▶ _Goal_: Find the lines that hold the word "Abao" and return them.

## begin Data provided

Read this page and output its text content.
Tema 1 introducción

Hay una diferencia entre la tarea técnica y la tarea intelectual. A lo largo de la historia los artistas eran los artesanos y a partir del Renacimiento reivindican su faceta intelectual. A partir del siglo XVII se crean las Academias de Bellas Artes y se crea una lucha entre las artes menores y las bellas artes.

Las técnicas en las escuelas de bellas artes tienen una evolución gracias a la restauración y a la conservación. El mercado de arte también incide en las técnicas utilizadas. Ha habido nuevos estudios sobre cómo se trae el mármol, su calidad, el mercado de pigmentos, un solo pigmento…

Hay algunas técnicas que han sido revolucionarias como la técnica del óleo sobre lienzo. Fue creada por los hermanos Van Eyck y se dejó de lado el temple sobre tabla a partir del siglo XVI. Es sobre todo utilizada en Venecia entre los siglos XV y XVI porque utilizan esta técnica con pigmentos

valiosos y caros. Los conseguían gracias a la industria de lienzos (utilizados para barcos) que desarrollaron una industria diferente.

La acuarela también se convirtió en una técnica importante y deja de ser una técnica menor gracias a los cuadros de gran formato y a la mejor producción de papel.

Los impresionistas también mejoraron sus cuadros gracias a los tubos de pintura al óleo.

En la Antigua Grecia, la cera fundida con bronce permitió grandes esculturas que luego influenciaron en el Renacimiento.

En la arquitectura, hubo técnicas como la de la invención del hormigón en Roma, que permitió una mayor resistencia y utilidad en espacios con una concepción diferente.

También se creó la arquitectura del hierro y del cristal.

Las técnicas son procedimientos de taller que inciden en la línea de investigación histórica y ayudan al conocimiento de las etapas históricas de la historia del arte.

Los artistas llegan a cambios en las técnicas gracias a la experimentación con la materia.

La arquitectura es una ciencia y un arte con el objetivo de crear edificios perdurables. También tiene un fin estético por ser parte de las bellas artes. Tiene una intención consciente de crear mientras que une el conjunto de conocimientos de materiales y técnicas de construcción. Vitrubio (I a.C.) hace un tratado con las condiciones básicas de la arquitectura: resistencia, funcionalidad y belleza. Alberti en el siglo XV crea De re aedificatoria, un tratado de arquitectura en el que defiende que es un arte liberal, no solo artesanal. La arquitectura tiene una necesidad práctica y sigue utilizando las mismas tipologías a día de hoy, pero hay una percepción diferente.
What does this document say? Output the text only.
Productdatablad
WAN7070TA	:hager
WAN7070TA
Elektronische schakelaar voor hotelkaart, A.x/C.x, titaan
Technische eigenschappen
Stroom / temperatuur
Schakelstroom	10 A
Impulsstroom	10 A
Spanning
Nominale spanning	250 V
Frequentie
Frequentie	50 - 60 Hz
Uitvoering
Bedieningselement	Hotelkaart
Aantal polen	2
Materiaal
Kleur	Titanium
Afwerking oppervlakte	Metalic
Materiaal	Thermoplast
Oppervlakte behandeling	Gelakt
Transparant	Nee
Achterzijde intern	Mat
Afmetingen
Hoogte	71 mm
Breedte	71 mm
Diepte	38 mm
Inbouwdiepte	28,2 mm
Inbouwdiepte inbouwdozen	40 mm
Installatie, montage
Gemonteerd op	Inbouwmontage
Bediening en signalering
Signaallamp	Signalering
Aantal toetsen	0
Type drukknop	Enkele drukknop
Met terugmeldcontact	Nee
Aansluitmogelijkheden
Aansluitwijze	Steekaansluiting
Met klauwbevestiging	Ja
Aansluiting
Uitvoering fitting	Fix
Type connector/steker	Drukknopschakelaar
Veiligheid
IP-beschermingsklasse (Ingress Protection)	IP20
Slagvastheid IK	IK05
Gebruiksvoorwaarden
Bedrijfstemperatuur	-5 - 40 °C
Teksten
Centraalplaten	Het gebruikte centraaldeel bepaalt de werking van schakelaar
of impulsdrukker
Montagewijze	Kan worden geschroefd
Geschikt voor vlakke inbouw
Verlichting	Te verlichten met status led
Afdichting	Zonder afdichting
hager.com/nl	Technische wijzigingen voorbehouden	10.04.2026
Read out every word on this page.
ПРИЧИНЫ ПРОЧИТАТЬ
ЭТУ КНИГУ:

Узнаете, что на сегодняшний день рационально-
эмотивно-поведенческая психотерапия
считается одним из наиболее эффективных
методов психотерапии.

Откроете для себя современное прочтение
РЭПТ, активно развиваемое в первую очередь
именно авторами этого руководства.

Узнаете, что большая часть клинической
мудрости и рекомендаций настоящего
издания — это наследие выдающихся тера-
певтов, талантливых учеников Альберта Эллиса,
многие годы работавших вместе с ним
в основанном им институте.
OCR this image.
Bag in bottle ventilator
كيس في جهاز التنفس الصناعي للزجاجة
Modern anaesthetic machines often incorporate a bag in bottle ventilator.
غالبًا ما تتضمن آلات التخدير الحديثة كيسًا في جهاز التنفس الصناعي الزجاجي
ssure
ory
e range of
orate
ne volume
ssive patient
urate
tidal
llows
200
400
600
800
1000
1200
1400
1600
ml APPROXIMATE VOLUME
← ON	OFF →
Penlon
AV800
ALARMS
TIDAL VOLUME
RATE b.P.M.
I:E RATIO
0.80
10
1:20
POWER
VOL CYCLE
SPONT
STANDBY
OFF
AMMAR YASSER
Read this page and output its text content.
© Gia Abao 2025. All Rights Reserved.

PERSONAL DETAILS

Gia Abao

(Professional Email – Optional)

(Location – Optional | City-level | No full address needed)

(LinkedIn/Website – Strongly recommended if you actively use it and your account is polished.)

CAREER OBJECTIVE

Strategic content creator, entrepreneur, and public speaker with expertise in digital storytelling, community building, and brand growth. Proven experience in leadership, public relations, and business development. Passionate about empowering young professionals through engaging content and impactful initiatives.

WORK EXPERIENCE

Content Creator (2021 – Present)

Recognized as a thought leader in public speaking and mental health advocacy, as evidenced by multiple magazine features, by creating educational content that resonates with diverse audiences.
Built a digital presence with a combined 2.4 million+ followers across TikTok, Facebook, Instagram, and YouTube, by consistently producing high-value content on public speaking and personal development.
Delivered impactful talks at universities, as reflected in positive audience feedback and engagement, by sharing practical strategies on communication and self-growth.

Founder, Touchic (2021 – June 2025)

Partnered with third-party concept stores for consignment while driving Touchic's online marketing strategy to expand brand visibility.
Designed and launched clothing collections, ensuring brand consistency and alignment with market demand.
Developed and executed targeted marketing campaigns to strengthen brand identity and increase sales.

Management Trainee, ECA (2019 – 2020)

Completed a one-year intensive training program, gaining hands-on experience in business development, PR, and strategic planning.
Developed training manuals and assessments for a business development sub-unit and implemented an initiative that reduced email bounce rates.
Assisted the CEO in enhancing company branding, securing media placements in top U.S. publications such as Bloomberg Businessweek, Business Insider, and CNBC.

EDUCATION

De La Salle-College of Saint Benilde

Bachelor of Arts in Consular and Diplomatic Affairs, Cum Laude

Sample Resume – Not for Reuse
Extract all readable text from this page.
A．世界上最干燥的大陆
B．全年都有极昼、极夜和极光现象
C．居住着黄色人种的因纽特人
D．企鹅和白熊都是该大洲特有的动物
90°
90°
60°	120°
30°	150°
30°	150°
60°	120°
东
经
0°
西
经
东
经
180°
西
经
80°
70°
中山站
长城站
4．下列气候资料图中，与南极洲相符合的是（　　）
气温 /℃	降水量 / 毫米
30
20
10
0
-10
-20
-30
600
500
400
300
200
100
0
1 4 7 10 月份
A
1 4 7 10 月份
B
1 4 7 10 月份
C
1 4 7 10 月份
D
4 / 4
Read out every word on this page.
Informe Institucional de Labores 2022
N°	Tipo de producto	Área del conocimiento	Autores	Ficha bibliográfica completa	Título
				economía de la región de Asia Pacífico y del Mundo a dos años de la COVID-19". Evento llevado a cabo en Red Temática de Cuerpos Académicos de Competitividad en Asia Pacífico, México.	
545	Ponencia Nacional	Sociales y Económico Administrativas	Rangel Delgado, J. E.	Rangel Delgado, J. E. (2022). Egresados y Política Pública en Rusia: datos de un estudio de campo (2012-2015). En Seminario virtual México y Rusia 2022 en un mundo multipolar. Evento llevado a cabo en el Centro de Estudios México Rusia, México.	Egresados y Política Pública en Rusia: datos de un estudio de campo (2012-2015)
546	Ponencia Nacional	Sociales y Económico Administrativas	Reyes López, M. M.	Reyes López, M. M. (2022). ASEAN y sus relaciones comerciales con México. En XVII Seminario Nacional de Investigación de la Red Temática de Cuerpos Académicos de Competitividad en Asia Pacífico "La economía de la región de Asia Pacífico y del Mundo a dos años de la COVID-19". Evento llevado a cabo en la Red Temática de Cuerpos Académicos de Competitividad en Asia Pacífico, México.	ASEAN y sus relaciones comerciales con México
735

## end Data provided

▶ _Answer to the task_:
© Gia Abao 2025. All Rights Reserved.
Gia Abao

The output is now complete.